> _Data shown_:
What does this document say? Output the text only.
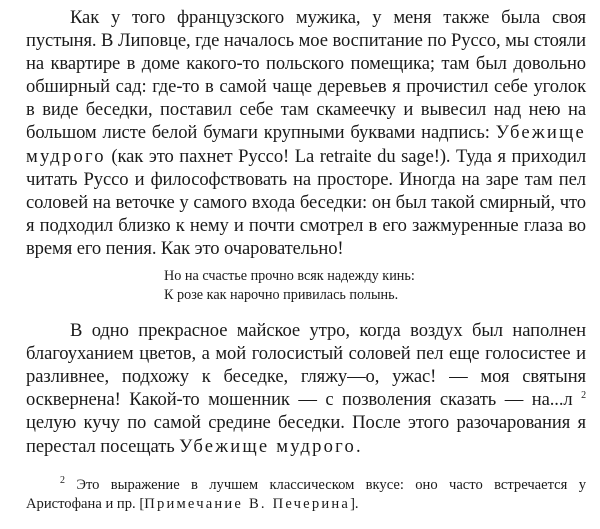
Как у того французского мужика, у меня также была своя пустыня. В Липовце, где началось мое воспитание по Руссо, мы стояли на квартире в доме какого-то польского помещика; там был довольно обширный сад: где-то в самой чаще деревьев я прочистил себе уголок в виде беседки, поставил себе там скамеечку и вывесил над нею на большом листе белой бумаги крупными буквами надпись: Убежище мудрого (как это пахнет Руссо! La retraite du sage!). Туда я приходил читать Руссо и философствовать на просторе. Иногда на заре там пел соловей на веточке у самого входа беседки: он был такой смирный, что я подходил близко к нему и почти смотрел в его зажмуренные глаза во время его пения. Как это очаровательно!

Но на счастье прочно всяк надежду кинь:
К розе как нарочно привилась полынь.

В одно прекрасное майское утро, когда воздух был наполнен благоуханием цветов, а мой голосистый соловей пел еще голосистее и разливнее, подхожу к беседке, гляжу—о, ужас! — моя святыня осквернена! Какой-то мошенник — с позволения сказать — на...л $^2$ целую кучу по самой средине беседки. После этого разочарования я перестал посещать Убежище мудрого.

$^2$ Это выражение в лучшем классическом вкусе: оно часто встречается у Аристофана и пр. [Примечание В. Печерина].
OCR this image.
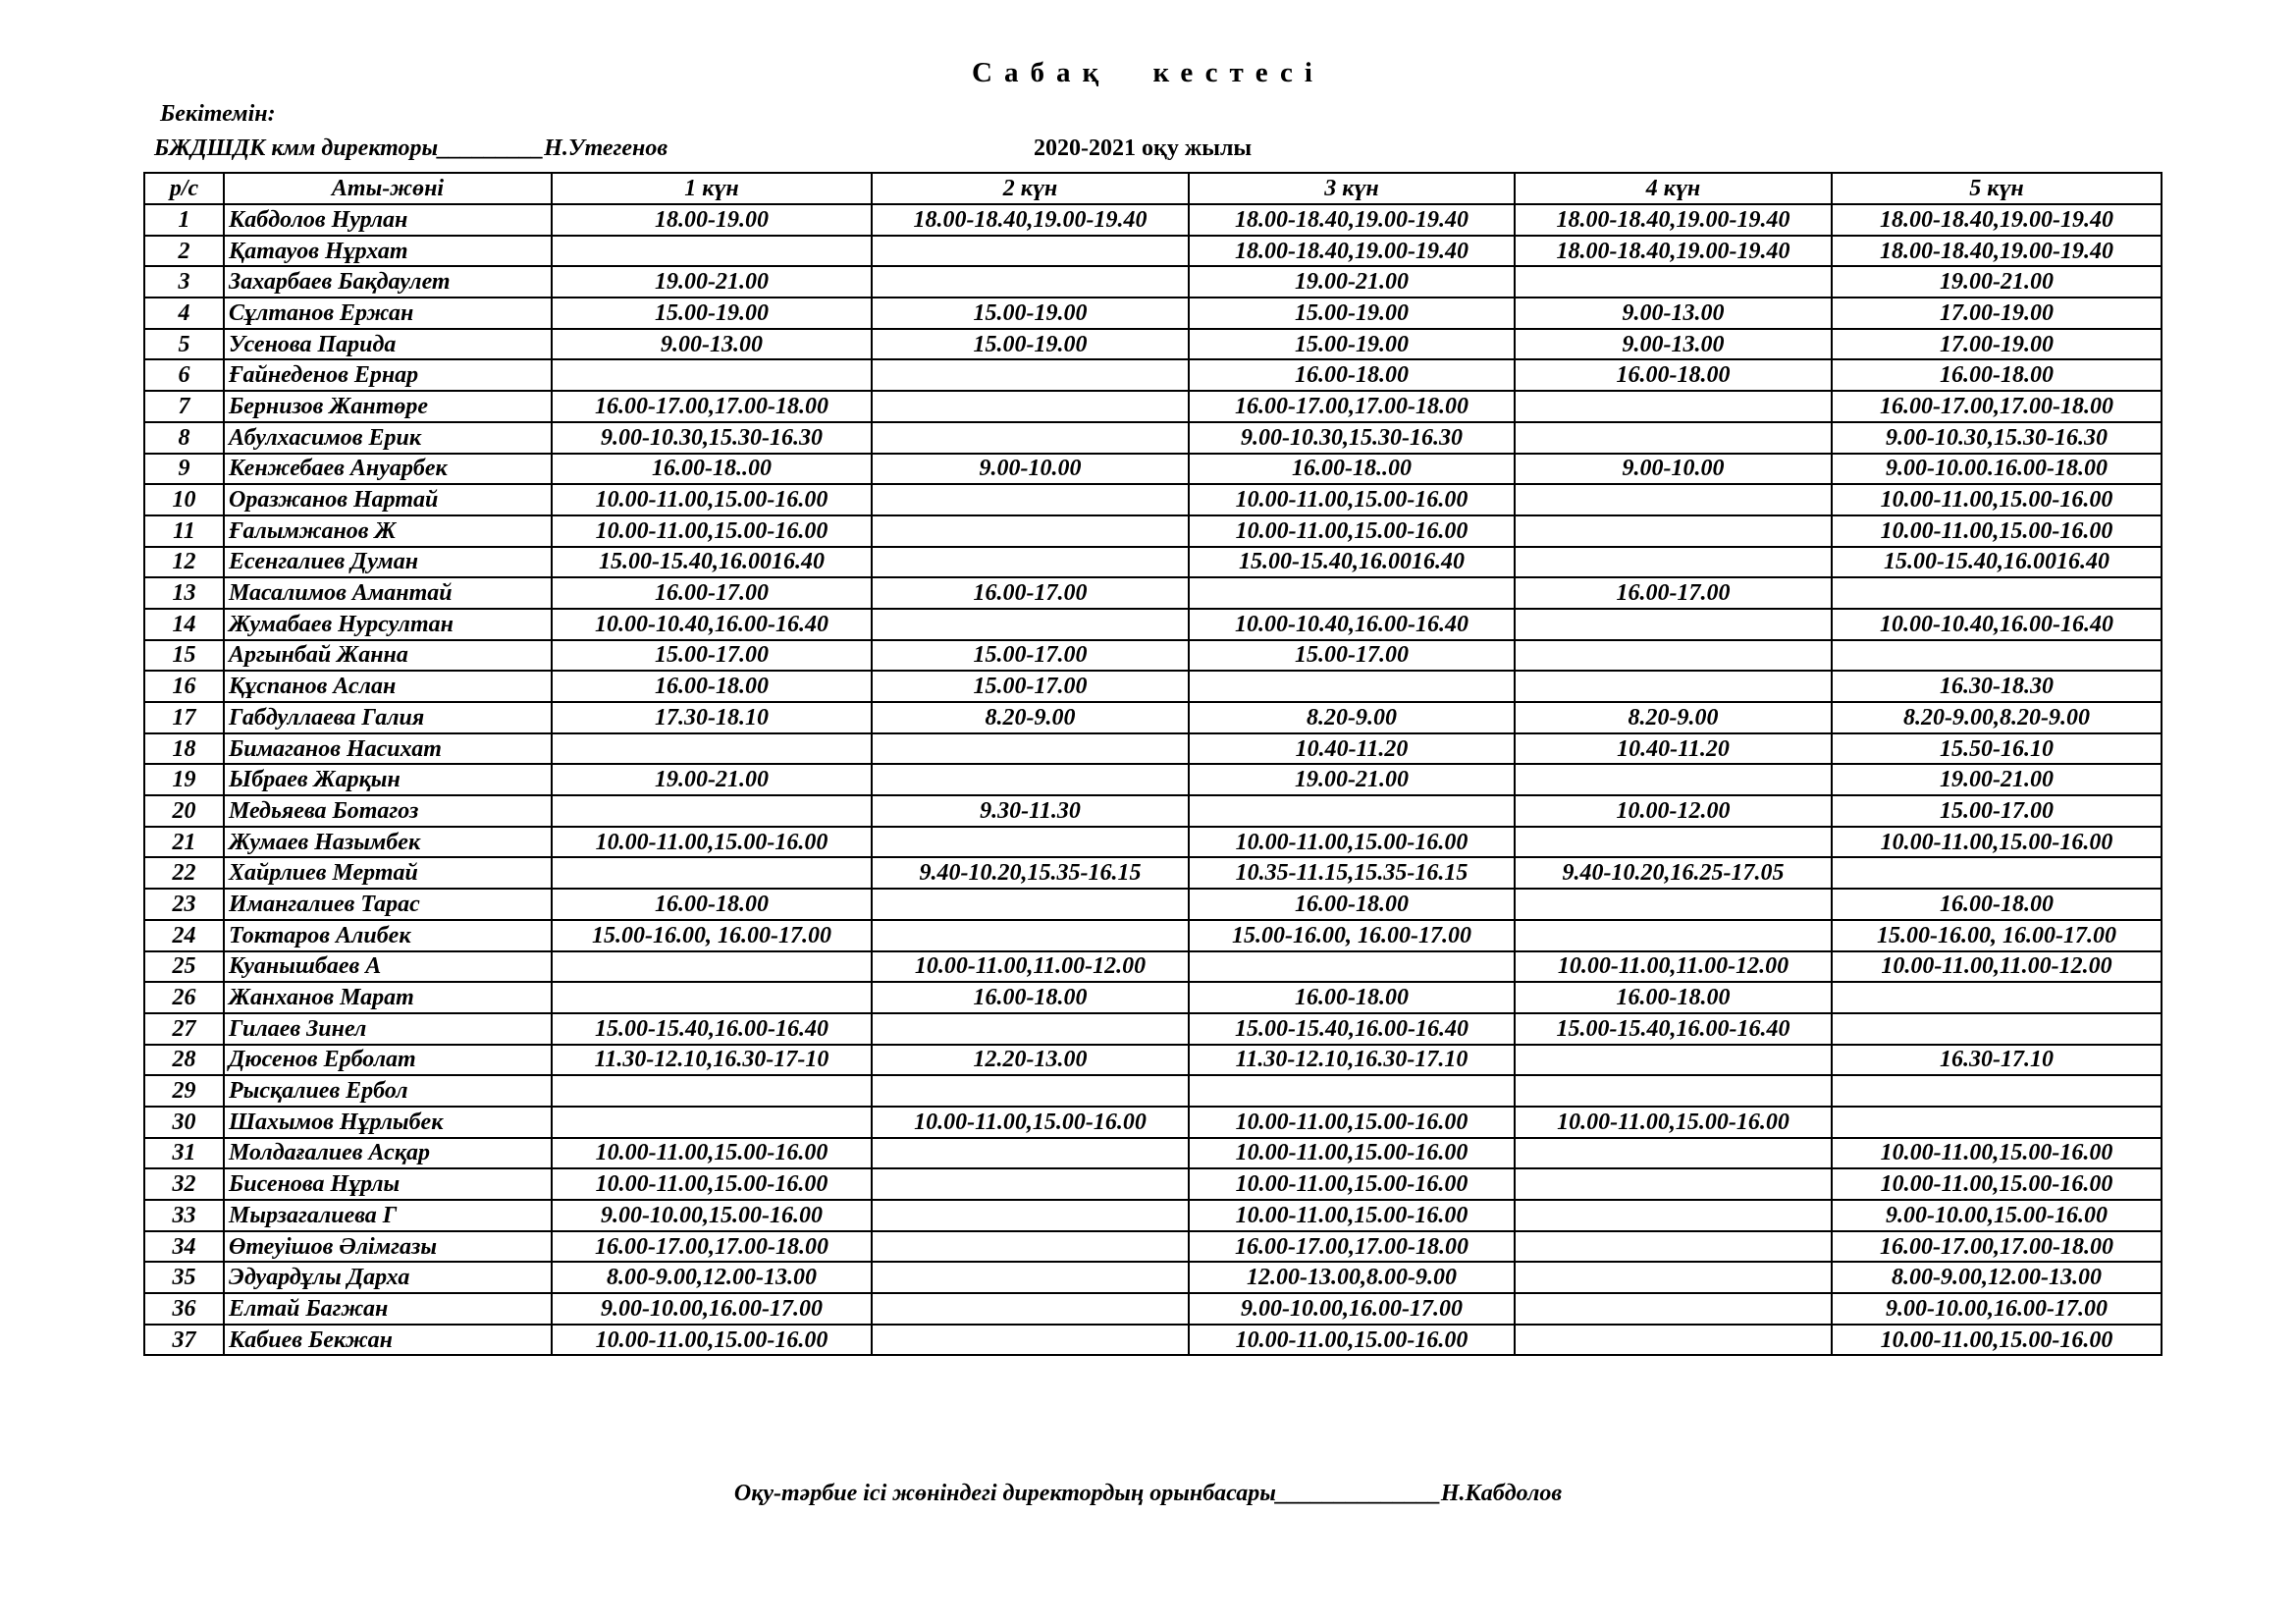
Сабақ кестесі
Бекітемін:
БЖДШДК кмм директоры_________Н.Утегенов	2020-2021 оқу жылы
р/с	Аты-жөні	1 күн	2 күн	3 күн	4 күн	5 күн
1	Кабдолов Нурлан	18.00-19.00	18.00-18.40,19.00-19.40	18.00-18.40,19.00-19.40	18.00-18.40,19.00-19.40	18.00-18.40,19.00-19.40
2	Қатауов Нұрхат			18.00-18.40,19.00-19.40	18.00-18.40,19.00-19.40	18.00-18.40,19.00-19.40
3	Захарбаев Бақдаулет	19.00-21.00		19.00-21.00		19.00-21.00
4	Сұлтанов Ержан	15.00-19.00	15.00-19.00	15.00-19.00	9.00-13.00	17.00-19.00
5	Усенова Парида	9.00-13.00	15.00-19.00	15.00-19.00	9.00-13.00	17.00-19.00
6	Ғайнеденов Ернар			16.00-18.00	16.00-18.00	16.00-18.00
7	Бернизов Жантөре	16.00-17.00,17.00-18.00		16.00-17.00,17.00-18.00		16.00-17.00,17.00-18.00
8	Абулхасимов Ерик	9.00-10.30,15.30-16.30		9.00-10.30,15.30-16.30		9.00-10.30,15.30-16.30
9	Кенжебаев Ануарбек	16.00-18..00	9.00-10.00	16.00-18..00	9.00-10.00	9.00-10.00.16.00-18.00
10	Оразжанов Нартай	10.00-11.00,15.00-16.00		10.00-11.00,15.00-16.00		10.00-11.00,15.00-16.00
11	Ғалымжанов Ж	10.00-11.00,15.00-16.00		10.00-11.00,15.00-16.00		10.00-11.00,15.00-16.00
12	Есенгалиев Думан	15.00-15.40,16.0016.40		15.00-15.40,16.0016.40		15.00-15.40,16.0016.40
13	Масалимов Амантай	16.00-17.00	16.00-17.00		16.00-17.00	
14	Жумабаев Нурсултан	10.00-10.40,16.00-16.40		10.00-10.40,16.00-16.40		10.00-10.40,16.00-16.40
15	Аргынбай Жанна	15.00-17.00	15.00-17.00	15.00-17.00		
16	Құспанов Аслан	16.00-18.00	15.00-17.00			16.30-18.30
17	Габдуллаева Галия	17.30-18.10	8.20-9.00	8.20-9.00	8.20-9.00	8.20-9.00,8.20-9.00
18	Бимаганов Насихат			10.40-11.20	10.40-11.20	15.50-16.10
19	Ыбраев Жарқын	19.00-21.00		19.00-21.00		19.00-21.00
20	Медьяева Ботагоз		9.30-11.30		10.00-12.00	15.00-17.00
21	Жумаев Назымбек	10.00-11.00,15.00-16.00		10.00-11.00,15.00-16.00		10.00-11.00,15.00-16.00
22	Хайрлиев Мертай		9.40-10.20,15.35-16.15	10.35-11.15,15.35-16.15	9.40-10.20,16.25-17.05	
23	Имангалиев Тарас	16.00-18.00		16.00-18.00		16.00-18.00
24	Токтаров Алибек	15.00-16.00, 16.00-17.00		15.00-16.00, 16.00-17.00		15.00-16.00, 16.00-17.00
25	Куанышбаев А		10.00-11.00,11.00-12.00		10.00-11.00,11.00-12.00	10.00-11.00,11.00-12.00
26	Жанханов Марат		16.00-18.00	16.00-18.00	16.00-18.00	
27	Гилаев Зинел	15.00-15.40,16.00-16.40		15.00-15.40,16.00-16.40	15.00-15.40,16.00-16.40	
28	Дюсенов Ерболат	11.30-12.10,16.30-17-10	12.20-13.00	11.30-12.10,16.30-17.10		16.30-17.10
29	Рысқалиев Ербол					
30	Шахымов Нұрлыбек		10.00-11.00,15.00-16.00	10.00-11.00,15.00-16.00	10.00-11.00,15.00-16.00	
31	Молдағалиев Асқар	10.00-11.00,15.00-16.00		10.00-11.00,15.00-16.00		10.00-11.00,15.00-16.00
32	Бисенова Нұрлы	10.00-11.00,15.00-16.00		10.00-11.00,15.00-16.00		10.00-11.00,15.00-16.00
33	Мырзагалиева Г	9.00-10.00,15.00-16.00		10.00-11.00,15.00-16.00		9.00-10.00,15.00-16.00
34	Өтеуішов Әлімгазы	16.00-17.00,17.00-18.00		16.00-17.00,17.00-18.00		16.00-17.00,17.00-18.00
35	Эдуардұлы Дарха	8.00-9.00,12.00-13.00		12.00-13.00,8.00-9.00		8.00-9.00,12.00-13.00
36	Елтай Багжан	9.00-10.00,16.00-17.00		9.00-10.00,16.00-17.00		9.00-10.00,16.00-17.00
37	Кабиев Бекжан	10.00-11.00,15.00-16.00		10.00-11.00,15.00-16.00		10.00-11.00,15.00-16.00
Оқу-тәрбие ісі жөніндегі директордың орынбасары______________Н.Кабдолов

> _Set task_: Copy out every line of the listing that includes the string "Кабдолов".

> _Output of the exercise_:
1	Кабдолов Нурлан	18.00-19.00	18.00-18.40,19.00-19.40	18.00-18.40,19.00-19.40	18.00-18.40,19.00-19.40	18.00-18.40,19.00-19.40
Оқу-тәрбие ісі жөніндегі директордың орынбасары______________Н.Кабдолов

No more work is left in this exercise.